═══ DATASET RECORDS ═══

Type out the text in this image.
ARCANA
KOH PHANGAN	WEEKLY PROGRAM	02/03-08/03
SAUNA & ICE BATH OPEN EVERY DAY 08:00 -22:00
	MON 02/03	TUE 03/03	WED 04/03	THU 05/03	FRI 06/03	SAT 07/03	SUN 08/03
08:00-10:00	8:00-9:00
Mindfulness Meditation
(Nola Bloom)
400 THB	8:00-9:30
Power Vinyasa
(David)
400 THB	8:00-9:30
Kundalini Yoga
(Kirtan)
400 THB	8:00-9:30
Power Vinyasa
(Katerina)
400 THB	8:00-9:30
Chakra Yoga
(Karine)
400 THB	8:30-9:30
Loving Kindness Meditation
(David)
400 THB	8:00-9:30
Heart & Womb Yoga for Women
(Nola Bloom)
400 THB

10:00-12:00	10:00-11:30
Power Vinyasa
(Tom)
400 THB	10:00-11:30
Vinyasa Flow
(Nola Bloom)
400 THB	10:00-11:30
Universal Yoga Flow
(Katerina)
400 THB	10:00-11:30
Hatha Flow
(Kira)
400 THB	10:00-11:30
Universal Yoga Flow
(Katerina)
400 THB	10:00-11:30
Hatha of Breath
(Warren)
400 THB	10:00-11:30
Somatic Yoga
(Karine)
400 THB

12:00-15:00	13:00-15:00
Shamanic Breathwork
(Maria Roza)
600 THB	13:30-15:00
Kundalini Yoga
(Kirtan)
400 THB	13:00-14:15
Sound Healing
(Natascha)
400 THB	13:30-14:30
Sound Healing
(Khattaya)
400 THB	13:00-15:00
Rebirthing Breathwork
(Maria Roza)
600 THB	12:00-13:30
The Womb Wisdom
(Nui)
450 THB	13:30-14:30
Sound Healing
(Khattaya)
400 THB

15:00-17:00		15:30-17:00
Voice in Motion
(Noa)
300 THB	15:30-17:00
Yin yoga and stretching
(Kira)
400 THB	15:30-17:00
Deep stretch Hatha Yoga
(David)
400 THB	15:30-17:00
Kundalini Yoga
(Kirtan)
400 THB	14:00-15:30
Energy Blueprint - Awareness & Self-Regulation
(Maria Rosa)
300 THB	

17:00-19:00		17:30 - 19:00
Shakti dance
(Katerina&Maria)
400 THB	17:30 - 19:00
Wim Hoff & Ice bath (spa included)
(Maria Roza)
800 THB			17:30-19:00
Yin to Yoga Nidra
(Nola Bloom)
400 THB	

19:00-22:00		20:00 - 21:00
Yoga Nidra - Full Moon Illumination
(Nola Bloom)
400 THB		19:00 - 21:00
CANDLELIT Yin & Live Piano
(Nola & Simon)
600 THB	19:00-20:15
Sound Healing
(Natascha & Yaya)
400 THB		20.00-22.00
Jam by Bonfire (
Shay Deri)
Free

═══

• _TASK BRIEF_
Write out the data again, exactly and in full.

• _SOLVED EXERCISE_
Type out the text in this image.
ARCANA
KOH PHANGAN	WEEKLY PROGRAM	02/03-08/03
SAUNA & ICE BATH OPEN EVERY DAY 08:00 -22:00
	MON 02/03	TUE 03/03	WED 04/03	THU 05/03	FRI 06/03	SAT 07/03	SUN 08/03
08:00-10:00	8:00-9:00
Mindfulness Meditation
(Nola Bloom)
400 THB	8:00-9:30
Power Vinyasa
(David)
400 THB	8:00-9:30
Kundalini Yoga
(Kirtan)
400 THB	8:00-9:30
Power Vinyasa
(Katerina)
400 THB	8:00-9:30
Chakra Yoga
(Karine)
400 THB	8:30-9:30
Loving Kindness Meditation
(David)
400 THB	8:00-9:30
Heart & Womb Yoga for Women
(Nola Bloom)
400 THB

10:00-12:00	10:00-11:30
Power Vinyasa
(Tom)
400 THB	10:00-11:30
Vinyasa Flow
(Nola Bloom)
400 THB	10:00-11:30
Universal Yoga Flow
(Katerina)
400 THB	10:00-11:30
Hatha Flow
(Kira)
400 THB	10:00-11:30
Universal Yoga Flow
(Katerina)
400 THB	10:00-11:30
Hatha of Breath
(Warren)
400 THB	10:00-11:30
Somatic Yoga
(Karine)
400 THB

12:00-15:00	13:00-15:00
Shamanic Breathwork
(Maria Roza)
600 THB	13:30-15:00
Kundalini Yoga
(Kirtan)
400 THB	13:00-14:15
Sound Healing
(Natascha)
400 THB	13:30-14:30
Sound Healing
(Khattaya)
400 THB	13:00-15:00
Rebirthing Breathwork
(Maria Roza)
600 THB	12:00-13:30
The Womb Wisdom
(Nui)
450 THB	13:30-14:30
Sound Healing
(Khattaya)
400 THB

15:00-17:00		15:30-17:00
Voice in Motion
(Noa)
300 THB	15:30-17:00
Yin yoga and stretching
(Kira)
400 THB	15:30-17:00
Deep stretch Hatha Yoga
(David)
400 THB	15:30-17:00
Kundalini Yoga
(Kirtan)
400 THB	14:00-15:30
Energy Blueprint - Awareness & Self-Regulation
(Maria Rosa)
300 THB	

17:00-19:00		17:30 - 19:00
Shakti dance
(Katerina&Maria)
400 THB	17:30 - 19:00
Wim Hoff & Ice bath (spa included)
(Maria Roza)
800 THB			17:30-19:00
Yin to Yoga Nidra
(Nola Bloom)
400 THB	

19:00-22:00		20:00 - 21:00
Yoga Nidra - Full Moon Illumination
(Nola Bloom)
400 THB		19:00 - 21:00
CANDLELIT Yin & Live Piano
(Nola & Simon)
600 THB	19:00-20:15
Sound Healing
(Natascha & Yaya)
400 THB		20.00-22.00
Jam by Bonfire (
Shay Deri)
Free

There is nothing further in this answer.